::: Data for this task :::

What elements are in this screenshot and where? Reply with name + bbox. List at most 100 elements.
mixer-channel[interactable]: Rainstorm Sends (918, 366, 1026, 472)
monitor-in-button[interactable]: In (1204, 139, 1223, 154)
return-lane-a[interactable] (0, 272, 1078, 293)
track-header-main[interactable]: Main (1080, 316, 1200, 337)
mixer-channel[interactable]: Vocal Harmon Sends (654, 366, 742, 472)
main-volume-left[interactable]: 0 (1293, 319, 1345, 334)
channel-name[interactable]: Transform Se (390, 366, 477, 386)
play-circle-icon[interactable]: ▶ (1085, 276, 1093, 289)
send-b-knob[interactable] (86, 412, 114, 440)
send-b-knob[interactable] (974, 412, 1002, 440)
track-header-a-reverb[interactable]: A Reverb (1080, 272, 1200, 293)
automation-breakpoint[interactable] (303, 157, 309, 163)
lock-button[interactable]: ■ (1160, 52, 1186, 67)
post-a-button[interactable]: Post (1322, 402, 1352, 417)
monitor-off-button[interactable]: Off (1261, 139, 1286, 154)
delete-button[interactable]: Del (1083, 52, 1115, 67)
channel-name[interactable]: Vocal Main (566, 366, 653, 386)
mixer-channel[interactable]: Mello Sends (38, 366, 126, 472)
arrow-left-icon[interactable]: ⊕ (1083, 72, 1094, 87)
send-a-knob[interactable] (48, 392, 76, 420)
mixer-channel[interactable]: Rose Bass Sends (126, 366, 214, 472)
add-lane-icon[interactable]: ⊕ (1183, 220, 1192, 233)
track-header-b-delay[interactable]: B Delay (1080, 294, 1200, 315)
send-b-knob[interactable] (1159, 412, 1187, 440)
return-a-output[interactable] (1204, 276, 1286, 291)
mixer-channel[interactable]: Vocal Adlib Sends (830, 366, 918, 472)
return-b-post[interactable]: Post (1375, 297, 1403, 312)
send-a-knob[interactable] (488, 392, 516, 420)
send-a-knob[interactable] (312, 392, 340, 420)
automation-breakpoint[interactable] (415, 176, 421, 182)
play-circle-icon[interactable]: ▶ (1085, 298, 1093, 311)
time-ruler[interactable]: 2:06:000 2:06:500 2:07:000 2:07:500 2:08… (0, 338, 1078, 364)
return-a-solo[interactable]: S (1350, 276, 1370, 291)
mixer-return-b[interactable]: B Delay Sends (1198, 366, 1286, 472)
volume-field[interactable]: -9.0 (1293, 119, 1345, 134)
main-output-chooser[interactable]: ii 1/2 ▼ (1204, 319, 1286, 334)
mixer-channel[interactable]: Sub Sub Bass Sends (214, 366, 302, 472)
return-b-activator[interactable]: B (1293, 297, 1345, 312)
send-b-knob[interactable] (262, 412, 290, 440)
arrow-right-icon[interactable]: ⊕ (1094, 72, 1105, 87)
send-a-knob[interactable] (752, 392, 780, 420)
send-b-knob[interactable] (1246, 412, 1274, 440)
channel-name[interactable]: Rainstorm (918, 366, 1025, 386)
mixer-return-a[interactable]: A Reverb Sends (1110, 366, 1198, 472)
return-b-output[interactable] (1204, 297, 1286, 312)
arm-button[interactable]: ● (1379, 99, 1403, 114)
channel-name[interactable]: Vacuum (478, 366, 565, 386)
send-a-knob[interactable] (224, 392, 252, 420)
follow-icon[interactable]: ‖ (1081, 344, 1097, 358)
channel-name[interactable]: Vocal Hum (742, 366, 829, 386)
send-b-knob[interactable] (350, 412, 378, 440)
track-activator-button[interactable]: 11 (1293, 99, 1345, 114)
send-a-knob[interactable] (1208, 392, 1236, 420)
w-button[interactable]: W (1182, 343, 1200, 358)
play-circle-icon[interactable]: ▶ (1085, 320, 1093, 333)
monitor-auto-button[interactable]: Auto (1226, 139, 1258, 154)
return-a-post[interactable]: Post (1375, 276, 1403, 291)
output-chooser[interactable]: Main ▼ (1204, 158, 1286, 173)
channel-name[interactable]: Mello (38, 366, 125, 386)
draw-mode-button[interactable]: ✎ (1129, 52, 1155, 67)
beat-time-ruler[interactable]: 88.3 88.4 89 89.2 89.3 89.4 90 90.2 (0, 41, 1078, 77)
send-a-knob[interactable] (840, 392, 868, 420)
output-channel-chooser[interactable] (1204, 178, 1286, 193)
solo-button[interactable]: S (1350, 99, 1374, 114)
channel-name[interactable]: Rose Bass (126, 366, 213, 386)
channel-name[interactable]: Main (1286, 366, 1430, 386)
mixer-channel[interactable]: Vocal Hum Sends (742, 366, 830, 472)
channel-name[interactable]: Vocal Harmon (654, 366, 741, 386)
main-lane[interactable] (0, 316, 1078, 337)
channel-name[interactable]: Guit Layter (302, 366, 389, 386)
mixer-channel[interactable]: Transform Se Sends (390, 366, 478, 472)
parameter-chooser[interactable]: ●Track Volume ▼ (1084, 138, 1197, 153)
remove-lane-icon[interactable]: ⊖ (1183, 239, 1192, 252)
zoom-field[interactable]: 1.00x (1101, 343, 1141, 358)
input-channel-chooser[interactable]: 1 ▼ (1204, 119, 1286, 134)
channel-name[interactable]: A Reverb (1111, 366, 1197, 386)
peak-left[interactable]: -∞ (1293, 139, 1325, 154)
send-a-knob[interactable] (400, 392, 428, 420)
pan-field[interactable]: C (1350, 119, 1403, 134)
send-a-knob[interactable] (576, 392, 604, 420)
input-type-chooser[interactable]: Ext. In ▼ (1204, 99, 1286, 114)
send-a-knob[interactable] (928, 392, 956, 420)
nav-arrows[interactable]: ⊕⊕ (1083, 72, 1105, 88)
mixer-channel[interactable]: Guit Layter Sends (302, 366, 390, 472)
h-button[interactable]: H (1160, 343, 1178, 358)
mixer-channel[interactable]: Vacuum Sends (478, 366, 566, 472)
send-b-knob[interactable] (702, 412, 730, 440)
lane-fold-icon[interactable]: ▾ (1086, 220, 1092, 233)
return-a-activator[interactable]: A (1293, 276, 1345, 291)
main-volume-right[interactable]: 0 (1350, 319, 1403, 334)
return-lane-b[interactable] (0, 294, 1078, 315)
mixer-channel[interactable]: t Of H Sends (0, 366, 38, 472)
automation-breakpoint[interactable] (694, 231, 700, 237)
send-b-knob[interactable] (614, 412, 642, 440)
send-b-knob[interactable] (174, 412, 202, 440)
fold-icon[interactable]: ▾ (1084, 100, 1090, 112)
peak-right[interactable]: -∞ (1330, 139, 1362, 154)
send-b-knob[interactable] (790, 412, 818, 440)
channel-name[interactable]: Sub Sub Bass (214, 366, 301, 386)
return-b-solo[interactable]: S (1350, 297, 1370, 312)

:::

*Exercise requirements:*
Convert every line of the records above into a Markdown table with two columns, Row and Line. Number the rows in order and omit blank lines.

*The reply:*
| Row | Line |
|---|---|
| 1 | What elements are in this screenshot and where? Reply with name + bbox. List at most 100 elements. |
| 2 | mixer-channel[interactable]: Rainstorm Sends (918, 366, 1026, 472) |
| 3 | monitor-in-button[interactable]: In (1204, 139, 1223, 154) |
| 4 | return-lane-a[interactable] (0, 272, 1078, 293) |
| 5 | track-header-main[interactable]: Main (1080, 316, 1200, 337) |
| 6 | mixer-channel[interactable]: Vocal Harmon Sends (654, 366, 742, 472) |
| 7 | main-volume-left[interactable]: 0 (1293, 319, 1345, 334) |
| 8 | channel-name[interactable]: Transform Se (390, 366, 477, 386) |
| 9 | play-circle-icon[interactable]: ▶ (1085, 276, 1093, 289) |
| 10 | send-b-knob[interactable] (86, 412, 114, 440) |
| 11 | send-b-knob[interactable] (974, 412, 1002, 440) |
| 12 | track-header-a-reverb[interactable]: A Reverb (1080, 272, 1200, 293) |
| 13 | automation-breakpoint[interactable] (303, 157, 309, 163) |
| 14 | lock-button[interactable]: ■ (1160, 52, 1186, 67) |
| 15 | post-a-button[interactable]: Post (1322, 402, 1352, 417) |
| 16 | monitor-off-button[interactable]: Off (1261, 139, 1286, 154) |
| 17 | delete-button[interactable]: Del (1083, 52, 1115, 67) |
| 18 | channel-name[interactable]: Vocal Main (566, 366, 653, 386) |
| 19 | mixer-channel[interactable]: Mello Sends (38, 366, 126, 472) |
| 20 | arrow-left-icon[interactable]: ⊕ (1083, 72, 1094, 87) |
| 21 | send-a-knob[interactable] (48, 392, 76, 420) |
| 22 | mixer-channel[interactable]: Rose Bass Sends (126, 366, 214, 472) |
| 23 | add-lane-icon[interactable]: ⊕ (1183, 220, 1192, 233) |
| 24 | track-header-b-delay[interactable]: B Delay (1080, 294, 1200, 315) |
| 25 | send-b-knob[interactable] (1159, 412, 1187, 440) |
| 26 | return-a-output[interactable] (1204, 276, 1286, 291) |
| 27 | mixer-channel[interactable]: Vocal Adlib Sends (830, 366, 918, 472) |
| 28 | return-b-post[interactable]: Post (1375, 297, 1403, 312) |
| 29 | send-a-knob[interactable] (488, 392, 516, 420) |
| 30 | send-a-knob[interactable] (312, 392, 340, 420) |
| 31 | automation-breakpoint[interactable] (415, 176, 421, 182) |
| 32 | play-circle-icon[interactable]: ▶ (1085, 298, 1093, 311) |
| 33 | time-ruler[interactable]: 2:06:000 2:06:500 2:07:000 2:07:500 2:08… (0, 338, 1078, 364) |
| 34 | return-a-solo[interactable]: S (1350, 276, 1370, 291) |
| 35 | mixer-return-b[interactable]: B Delay Sends (1198, 366, 1286, 472) |
| 36 | volume-field[interactable]: -9.0 (1293, 119, 1345, 134) |
| 37 | main-output-chooser[interactable]: ii 1/2 ▼ (1204, 319, 1286, 334) |
| 38 | mixer-channel[interactable]: Sub Sub Bass Sends (214, 366, 302, 472) |
| 39 | return-b-activator[interactable]: B (1293, 297, 1345, 312) |
| 40 | send-b-knob[interactable] (262, 412, 290, 440) |
| 41 | arrow-right-icon[interactable]: ⊕ (1094, 72, 1105, 87) |
| 42 | send-a-knob[interactable] (752, 392, 780, 420) |
| 43 | send-b-knob[interactable] (1246, 412, 1274, 440) |
| 44 | channel-name[interactable]: Rainstorm (918, 366, 1025, 386) |
| 45 | mixer-return-a[interactable]: A Reverb Sends (1110, 366, 1198, 472) |
| 46 | return-b-output[interactable] (1204, 297, 1286, 312) |
| 47 | arm-button[interactable]: ● (1379, 99, 1403, 114) |
| 48 | channel-name[interactable]: Vacuum (478, 366, 565, 386) |
| 49 | send-a-knob[interactable] (224, 392, 252, 420) |
| 50 | follow-icon[interactable]: ‖ (1081, 344, 1097, 358) |
| 51 | channel-name[interactable]: Vocal Hum (742, 366, 829, 386) |
| 52 | send-b-knob[interactable] (350, 412, 378, 440) |
| 53 | track-activator-button[interactable]: 11 (1293, 99, 1345, 114) |
| 54 | send-a-knob[interactable] (1208, 392, 1236, 420) |
| 55 | w-button[interactable]: W (1182, 343, 1200, 358) |
| 56 | play-circle-icon[interactable]: ▶ (1085, 320, 1093, 333) |
| 57 | monitor-auto-button[interactable]: Auto (1226, 139, 1258, 154) |
| 58 | return-a-post[interactable]: Post (1375, 276, 1403, 291) |
| 59 | output-chooser[interactable]: Main ▼ (1204, 158, 1286, 173) |
| 60 | channel-name[interactable]: Mello (38, 366, 125, 386) |
| 61 | draw-mode-button[interactable]: ✎ (1129, 52, 1155, 67) |
| 62 | beat-time-ruler[interactable]: 88.3 88.4 89 89.2 89.3 89.4 90 90.2 (0, 41, 1078, 77) |
| 63 | send-a-knob[interactable] (840, 392, 868, 420) |
| 64 | output-channel-chooser[interactable] (1204, 178, 1286, 193) |
| 65 | solo-button[interactable]: S (1350, 99, 1374, 114) |
| 66 | channel-name[interactable]: Rose Bass (126, 366, 213, 386) |
| 67 | channel-name[interactable]: Main (1286, 366, 1430, 386) |
| 68 | mixer-channel[interactable]: Vocal Hum Sends (742, 366, 830, 472) |
| 69 | channel-name[interactable]: Vocal Harmon (654, 366, 741, 386) |
| 70 | main-lane[interactable] (0, 316, 1078, 337) |
| 71 | channel-name[interactable]: Guit Layter (302, 366, 389, 386) |
| 72 | mixer-channel[interactable]: Transform Se Sends (390, 366, 478, 472) |
| 73 | parameter-chooser[interactable]: ●Track Volume ▼ (1084, 138, 1197, 153) |
| 74 | remove-lane-icon[interactable]: ⊖ (1183, 239, 1192, 252) |
| 75 | zoom-field[interactable]: 1.00x (1101, 343, 1141, 358) |
| 76 | input-channel-chooser[interactable]: 1 ▼ (1204, 119, 1286, 134) |
| 77 | channel-name[interactable]: A Reverb (1111, 366, 1197, 386) |
| 78 | peak-left[interactable]: -∞ (1293, 139, 1325, 154) |
| 79 | send-a-knob[interactable] (400, 392, 428, 420) |
| 80 | pan-field[interactable]: C (1350, 119, 1403, 134) |
| 81 | send-a-knob[interactable] (576, 392, 604, 420) |
| 82 | input-type-chooser[interactable]: Ext. In ▼ (1204, 99, 1286, 114) |
| 83 | send-a-knob[interactable] (928, 392, 956, 420) |
| 84 | nav-arrows[interactable]: ⊕⊕ (1083, 72, 1105, 88) |
| 85 | mixer-channel[interactable]: Guit Layter Sends (302, 366, 390, 472) |
| 86 | h-button[interactable]: H (1160, 343, 1178, 358) |
| 87 | mixer-channel[interactable]: Vacuum Sends (478, 366, 566, 472) |
| 88 | send-b-knob[interactable] (702, 412, 730, 440) |
| 89 | lane-fold-icon[interactable]: ▾ (1086, 220, 1092, 233) |
| 90 | return-a-activator[interactable]: A (1293, 276, 1345, 291) |
| 91 | main-volume-right[interactable]: 0 (1350, 319, 1403, 334) |
| 92 | return-lane-b[interactable] (0, 294, 1078, 315) |
| 93 | mixer-channel[interactable]: t Of H Sends (0, 366, 38, 472) |
| 94 | automation-breakpoint[interactable] (694, 231, 700, 237) |
| 95 | send-b-knob[interactable] (614, 412, 642, 440) |
| 96 | send-b-knob[interactable] (174, 412, 202, 440) |
| 97 | fold-icon[interactable]: ▾ (1084, 100, 1090, 112) |
| 98 | peak-right[interactable]: -∞ (1330, 139, 1362, 154) |
| 99 | send-b-knob[interactable] (790, 412, 818, 440) |
| 100 | channel-name[interactable]: Sub Sub Bass (214, 366, 301, 386) |
| 101 | return-b-solo[interactable]: S (1350, 297, 1370, 312) |